### Supplied entries
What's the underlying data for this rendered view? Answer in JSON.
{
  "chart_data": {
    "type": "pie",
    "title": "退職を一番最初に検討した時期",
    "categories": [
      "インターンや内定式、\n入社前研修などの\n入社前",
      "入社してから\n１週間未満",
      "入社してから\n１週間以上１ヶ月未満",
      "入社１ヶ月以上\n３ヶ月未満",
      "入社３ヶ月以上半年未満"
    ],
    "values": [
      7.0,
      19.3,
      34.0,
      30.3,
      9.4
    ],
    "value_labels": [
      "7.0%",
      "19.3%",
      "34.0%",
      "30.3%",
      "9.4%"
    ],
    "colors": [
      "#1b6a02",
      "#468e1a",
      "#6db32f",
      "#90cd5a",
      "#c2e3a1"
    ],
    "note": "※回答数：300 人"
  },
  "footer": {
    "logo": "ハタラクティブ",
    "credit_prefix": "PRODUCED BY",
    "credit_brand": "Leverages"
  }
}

### Task statement
Return every line of the material exactly.

### The reply
What's the underlying data for this rendered view? Answer in JSON.
{
  "chart_data": {
    "type": "pie",
    "title": "退職を一番最初に検討した時期",
    "categories": [
      "インターンや内定式、\n入社前研修などの\n入社前",
      "入社してから\n１週間未満",
      "入社してから\n１週間以上１ヶ月未満",
      "入社１ヶ月以上\n３ヶ月未満",
      "入社３ヶ月以上半年未満"
    ],
    "values": [
      7.0,
      19.3,
      34.0,
      30.3,
      9.4
    ],
    "value_labels": [
      "7.0%",
      "19.3%",
      "34.0%",
      "30.3%",
      "9.4%"
    ],
    "colors": [
      "#1b6a02",
      "#468e1a",
      "#6db32f",
      "#90cd5a",
      "#c2e3a1"
    ],
    "note": "※回答数：300 人"
  },
  "footer": {
    "logo": "ハタラクティブ",
    "credit_prefix": "PRODUCED BY",
    "credit_brand": "Leverages"
  }
}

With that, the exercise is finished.